Exercise materials ::
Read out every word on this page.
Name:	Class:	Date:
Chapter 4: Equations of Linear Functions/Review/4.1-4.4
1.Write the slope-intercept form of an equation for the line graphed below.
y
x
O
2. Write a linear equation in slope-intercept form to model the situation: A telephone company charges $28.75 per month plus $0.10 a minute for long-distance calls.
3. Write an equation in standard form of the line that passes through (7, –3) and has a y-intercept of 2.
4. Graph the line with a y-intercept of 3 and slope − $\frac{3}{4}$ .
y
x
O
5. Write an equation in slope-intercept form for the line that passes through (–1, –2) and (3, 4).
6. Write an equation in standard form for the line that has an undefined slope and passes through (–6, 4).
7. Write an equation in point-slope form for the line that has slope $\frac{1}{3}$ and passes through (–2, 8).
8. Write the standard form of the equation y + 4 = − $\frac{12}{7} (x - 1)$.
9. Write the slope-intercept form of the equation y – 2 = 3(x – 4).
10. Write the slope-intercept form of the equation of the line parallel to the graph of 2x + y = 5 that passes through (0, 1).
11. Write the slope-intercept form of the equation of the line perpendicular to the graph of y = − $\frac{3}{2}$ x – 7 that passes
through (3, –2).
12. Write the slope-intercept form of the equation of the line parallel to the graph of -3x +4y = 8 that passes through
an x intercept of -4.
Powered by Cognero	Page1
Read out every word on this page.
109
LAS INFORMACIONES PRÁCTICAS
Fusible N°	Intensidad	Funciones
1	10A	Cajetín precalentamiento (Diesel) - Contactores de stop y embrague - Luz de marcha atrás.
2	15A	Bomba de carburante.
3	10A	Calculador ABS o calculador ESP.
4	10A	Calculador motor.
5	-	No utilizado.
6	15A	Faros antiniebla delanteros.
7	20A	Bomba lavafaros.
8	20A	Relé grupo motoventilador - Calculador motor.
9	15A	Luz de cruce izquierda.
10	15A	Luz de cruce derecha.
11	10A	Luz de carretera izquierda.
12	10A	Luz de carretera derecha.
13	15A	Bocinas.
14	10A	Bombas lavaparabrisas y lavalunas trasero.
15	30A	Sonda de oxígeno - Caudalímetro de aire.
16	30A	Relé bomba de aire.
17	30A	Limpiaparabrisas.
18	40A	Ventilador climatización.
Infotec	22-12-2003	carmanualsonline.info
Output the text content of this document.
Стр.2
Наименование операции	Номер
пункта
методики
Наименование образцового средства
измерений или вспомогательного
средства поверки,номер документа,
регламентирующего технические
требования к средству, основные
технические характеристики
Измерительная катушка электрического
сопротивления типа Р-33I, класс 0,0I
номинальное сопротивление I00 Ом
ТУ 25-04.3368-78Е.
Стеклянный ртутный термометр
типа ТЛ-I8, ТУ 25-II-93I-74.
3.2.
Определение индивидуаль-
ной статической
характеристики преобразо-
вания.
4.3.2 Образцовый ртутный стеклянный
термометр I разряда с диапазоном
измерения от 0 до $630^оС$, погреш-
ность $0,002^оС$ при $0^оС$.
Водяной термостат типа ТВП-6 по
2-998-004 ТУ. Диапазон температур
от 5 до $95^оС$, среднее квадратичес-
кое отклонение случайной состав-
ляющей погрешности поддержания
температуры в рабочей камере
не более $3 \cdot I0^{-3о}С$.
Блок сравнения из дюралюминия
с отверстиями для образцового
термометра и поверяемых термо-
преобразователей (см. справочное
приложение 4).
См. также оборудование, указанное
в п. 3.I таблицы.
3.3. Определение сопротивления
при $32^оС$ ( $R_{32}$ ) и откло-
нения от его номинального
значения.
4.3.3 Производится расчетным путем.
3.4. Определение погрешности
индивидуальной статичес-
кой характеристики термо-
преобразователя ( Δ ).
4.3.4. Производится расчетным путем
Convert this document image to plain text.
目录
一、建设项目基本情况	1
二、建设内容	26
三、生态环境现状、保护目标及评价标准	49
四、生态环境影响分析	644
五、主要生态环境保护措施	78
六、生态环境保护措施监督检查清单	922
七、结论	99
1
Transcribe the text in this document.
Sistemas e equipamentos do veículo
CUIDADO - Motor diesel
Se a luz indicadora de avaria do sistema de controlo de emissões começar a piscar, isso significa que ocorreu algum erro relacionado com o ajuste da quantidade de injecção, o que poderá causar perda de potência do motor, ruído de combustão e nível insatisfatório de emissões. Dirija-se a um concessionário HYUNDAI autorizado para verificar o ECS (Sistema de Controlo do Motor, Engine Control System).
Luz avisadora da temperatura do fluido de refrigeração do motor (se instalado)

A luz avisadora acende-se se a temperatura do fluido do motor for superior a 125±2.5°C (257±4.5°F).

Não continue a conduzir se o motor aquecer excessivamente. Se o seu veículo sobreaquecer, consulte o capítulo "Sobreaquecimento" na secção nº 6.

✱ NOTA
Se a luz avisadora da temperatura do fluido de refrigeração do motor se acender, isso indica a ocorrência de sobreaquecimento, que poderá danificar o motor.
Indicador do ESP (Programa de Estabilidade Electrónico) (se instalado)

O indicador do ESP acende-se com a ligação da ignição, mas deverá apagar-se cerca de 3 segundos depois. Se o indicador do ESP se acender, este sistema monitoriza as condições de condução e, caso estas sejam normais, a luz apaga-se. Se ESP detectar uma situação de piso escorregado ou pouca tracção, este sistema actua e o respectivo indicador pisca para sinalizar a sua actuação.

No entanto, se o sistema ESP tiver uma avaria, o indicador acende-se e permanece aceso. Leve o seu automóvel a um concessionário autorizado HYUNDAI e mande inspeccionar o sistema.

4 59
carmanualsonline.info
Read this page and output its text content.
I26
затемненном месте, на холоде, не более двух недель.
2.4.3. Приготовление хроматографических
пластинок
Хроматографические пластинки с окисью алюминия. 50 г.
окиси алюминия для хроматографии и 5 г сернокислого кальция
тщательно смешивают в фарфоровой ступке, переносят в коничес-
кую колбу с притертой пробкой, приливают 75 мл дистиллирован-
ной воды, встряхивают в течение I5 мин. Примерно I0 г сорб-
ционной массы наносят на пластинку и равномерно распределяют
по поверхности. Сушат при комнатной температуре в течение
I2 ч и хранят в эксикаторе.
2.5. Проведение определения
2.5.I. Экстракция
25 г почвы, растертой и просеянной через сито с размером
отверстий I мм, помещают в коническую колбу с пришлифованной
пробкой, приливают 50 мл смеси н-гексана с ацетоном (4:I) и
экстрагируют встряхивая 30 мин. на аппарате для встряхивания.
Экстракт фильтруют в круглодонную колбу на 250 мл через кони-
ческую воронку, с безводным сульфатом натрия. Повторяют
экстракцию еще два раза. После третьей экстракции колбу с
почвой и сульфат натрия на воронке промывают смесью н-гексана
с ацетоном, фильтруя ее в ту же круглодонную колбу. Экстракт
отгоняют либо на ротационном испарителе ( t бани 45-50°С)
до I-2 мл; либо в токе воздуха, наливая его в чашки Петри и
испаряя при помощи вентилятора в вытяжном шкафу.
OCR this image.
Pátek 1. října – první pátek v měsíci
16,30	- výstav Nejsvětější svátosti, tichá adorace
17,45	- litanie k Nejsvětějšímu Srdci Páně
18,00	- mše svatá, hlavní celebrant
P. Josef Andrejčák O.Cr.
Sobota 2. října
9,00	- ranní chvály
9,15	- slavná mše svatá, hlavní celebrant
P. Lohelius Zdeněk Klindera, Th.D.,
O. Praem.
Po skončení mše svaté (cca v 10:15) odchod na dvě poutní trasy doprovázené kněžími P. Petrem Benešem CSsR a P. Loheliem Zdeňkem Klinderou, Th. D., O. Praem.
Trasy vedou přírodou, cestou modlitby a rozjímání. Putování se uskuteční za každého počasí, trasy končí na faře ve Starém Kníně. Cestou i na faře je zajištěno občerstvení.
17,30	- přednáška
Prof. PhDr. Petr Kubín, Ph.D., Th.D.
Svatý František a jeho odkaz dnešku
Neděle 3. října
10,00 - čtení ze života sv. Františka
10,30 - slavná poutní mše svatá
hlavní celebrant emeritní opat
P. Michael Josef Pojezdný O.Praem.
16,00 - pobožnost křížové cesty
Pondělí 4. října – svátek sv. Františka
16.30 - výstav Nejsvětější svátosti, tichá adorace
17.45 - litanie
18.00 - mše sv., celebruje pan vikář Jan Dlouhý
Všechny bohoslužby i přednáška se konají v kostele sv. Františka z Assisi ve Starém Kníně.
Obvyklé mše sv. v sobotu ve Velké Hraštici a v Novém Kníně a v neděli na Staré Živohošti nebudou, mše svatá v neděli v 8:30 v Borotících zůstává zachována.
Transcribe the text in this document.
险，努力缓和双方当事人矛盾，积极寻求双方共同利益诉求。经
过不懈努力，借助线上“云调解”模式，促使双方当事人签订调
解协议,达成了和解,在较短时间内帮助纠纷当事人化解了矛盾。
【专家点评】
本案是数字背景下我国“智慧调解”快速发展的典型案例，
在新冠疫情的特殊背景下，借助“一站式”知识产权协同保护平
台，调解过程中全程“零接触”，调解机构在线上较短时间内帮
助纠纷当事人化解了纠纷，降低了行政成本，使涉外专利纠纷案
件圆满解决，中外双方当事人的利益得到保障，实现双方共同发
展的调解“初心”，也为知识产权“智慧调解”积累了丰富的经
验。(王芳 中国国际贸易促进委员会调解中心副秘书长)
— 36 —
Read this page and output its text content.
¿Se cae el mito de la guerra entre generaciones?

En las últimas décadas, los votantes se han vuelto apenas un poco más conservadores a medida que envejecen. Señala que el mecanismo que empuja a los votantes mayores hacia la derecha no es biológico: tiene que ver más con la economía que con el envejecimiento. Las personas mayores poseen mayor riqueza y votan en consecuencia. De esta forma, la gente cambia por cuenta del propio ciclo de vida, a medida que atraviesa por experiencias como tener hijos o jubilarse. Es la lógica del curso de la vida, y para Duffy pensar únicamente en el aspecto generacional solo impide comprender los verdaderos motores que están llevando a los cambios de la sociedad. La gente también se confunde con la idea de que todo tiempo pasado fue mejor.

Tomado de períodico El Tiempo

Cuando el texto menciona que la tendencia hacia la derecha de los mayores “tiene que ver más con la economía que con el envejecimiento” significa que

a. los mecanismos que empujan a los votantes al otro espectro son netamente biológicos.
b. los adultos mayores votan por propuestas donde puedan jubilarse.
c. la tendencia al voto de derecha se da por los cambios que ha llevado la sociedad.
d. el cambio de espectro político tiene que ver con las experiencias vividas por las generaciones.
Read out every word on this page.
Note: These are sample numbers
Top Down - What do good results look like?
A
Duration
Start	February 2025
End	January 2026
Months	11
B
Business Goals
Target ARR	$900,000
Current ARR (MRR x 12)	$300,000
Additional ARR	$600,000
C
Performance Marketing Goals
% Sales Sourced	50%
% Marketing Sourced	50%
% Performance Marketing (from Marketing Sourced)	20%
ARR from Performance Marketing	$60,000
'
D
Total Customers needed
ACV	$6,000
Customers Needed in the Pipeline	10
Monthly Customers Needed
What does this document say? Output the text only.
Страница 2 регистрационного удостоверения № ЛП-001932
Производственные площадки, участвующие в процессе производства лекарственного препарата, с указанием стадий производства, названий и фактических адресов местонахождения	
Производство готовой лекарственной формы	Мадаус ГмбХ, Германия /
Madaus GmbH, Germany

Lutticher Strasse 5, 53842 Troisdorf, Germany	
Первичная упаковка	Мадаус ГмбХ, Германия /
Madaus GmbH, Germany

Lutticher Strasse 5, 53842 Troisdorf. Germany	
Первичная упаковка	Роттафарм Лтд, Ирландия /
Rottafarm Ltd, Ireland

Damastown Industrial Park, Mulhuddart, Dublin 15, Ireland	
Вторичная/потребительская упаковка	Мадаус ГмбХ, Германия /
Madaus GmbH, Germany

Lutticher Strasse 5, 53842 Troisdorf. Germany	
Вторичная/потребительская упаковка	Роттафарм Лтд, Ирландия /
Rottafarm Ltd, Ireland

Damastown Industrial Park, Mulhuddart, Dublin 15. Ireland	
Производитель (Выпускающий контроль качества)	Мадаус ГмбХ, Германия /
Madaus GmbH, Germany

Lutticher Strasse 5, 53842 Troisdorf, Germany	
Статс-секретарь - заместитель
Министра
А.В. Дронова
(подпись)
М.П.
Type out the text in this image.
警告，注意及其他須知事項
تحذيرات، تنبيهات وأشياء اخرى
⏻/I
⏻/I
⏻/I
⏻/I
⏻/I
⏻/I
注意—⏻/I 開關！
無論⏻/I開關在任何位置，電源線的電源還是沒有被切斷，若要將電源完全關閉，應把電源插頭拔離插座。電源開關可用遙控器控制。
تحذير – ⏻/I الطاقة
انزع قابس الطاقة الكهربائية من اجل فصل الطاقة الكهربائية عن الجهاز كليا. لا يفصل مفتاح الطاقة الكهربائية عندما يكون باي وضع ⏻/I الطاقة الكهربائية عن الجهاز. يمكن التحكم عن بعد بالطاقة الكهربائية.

What is expected :: Return every line containing "Экстракт".

Task answer ::
Экстракт фильтруют в круглодонную колбу на 250 мл через кони-
с ацетоном, фильтруя ее в ту же круглодонную колбу. Экстракт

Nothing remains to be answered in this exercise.